Leiden, UB, BPL 139B

What’s inside?1

The modern cardboard binding of Leiden UB, BPL 139B hides three sets of logical texts, all made around the same period (the late tenth or early eleventh century) The first part (ff. 1-31) includes various works of the monk Abbo of Fleury, including his De syllogismis categoricis and his De syllogismis hypotheticis. The second part (ff. 32-39) is a copy of the Peri hermenias, attributed to the late-antique writer Apuleius. The third part consists of Boethius’s translation of the Isagoge of Porphyry (ff. 40-46). The manuscript unites, therefore, (medieval) contemporary and classical views on logic into one collection.


Where was it made?

All three parts of the manuscript originally belonged to the monastery of Fleury, at Saint-Benoît-sur-Loire in France. The monastery was dedicated to St Benedict of Nursia. On the last page of Leiden, UB, BPL 139B (f. 46v) we find a short religious poem. The first letter of each line refers to the saint’s name, spelling out ‘Sancte Benedicte'. Even in this logical textbook traces of the community’s devotion to St Benedict are evident.

Leiden, UB, BPL 139B, f. 46v (detail).

Not only does the manuscript contain some of the works of one of Fleury’s most famous intellectual figures, Abbo, but part of it is also written in the Fleury ‘house style’, a script used to write many of the manuscripts produced in this religious house in this period. Some typical features of this ‘house style’ include:

Leiden, BPL 139B, f. 9v (detail): The cedilla on the ‘e’, indicating a ‘ae’ dipthong is formed at an angle, almost like a bended elbow.
Leiden, BPL 139B, f. 9v (detail): The ligature linking the letters c and t is similarly angled and deliberately extended above the two letters.
Leiden, BPL 139B, f. 7v (detail): The tail of the ampersand (&) extends upwards to the right of the ligature.
Leiden, BPL 139B, f. 7v (detail): Two different forms of abbreviations for the short Latin word ‘est’ are found in the manuscript. The first, a horizontal stroke with a dot on either side, is a relatively common form. The second, a horizontal stroke followed by a dot, was frequently used in Fleury in the time of Abbo.

Abbo and the classical logical curriculum

Leiden, UB, BPL 139B opens (f. 1r) with a poem detailing the life of Boethius. Two of the works included in this manuscript – Abbo’s De syllogismis categoricis and De syllogismis hypotheticis – were inspired by Boethius’s logical works. Red majuscules are used here to indicate the start of new texts and also to highlight the first letter of each line of the poems, a decorative feature which also accentuated their poetic form.

——

● What the exercise asks: Pick up the description of the Leiden manuscript BPL 139B above and carry it on from its final sentence.

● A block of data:
——

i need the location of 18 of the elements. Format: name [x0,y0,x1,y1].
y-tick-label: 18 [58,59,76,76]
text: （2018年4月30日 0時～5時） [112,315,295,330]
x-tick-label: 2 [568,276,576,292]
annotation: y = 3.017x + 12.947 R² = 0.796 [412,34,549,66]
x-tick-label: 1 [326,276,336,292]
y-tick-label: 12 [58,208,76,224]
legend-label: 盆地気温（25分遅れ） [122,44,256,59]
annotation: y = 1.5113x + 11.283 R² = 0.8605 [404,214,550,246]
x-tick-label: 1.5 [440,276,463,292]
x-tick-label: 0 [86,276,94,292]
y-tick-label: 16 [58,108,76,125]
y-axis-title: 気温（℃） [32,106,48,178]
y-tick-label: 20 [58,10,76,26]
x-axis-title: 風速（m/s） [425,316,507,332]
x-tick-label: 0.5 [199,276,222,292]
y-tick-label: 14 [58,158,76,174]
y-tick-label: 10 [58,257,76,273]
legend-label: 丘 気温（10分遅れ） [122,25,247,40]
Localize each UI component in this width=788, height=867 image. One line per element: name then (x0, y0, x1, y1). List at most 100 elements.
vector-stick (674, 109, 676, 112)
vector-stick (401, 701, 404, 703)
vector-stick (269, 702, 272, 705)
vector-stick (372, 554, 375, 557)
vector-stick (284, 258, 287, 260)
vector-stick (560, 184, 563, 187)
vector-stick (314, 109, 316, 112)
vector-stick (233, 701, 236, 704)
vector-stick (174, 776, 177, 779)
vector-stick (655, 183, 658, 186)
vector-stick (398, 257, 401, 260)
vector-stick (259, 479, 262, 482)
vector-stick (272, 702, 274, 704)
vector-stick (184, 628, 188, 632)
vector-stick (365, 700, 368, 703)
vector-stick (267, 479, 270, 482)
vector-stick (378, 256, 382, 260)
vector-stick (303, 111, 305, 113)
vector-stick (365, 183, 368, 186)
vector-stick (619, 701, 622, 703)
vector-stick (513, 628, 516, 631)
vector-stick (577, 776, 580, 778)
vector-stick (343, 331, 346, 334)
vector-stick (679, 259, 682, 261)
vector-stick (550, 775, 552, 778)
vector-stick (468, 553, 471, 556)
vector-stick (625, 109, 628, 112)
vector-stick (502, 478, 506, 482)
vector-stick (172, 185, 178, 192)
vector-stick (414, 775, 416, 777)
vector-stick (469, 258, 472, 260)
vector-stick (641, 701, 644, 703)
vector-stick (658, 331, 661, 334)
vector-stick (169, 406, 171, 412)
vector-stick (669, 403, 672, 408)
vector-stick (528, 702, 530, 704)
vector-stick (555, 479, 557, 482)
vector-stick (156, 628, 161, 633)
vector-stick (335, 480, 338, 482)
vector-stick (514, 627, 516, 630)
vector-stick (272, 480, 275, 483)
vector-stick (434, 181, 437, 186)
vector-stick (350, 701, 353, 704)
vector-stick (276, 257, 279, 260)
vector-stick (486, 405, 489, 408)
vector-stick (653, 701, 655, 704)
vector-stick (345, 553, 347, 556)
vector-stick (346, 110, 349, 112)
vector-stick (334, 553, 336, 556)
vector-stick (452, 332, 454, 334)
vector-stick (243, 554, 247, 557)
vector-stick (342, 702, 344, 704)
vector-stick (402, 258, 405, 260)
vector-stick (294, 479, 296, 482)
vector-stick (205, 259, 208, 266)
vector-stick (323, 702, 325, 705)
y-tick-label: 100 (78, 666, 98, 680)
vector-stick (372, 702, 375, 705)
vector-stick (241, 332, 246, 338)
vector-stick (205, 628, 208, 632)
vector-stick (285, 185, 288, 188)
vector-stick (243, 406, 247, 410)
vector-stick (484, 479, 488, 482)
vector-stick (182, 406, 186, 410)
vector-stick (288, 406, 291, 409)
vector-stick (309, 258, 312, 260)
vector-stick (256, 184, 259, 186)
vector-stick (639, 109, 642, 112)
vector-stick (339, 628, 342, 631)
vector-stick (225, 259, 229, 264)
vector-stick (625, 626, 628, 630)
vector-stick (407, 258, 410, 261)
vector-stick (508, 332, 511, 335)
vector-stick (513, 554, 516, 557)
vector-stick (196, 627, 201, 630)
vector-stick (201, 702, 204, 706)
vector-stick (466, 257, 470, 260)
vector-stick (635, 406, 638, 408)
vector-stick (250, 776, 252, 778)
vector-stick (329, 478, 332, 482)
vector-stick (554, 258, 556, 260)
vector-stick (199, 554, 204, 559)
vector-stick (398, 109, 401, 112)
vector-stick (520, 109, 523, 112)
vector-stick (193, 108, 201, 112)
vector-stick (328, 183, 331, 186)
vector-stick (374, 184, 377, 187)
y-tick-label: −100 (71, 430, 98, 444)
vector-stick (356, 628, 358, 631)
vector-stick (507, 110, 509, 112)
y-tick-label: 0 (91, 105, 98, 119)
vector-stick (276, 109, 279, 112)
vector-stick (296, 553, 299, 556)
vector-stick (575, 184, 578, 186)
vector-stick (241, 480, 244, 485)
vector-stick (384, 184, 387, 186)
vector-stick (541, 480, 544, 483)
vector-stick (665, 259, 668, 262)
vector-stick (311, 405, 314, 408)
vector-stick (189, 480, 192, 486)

——

● Answer to this exercise:
Leiden, UB, BPL 139B, f. 1r. http://hdl.handle.net/1887.1/item:1687093

Abbo’s writings mediate and consolidate the classical logical corpus for a medieval monastic audience. We can see one feature of his attempt on f. 2v; here two ‘squares of opposition’ are placed side-by-side to illustrate the differences between the approach of Aristotle (on the left) and Apuleius (on the right). Structurally the squares are similar, but different terminology is used by both authors to express relationships between propositions; for example, ‘incongruae’, ‘inconsistents’, is used by Apuleius in lieu of the more common ‘contrariae’, ‘contraries’, found in Latin translations of Aristotle.

Leiden, UB, BPL 139B, f. 2v. http://hdl.handle.net/1887.1/item:1687093

A striking feature of Abbo’s two texts on the syllogism is the number of sketched ‘squares’ of oppositional propositions found throughout. Abbo’s goal, as Ian Wilks suggests, ‘seems to be to exemplify all interesting conceptual possibilities for how the square may be instantiated.’2

The three opening propositions on this page (f. 3r) are:
“All men are able to laugh”: “Omnis homo risibilis est
“All men are animals”: “Omnis homo animalis est
“All men are musical”: “Omnis homo musicus est

Leiden, UB, BPL 139B, f. 3r. http://hdl.handle.net/1887.1/item:1687093

We can imagine that this proposition, derived from Cicero’s De inventione, I.29.44 (f. 28v) may have resulted in lively debate among a Christian audience who believed in the virgin birth of Jesus: “Si peperit, cum viro concubit”, “If she gave birth to a child, she had sex with a man”.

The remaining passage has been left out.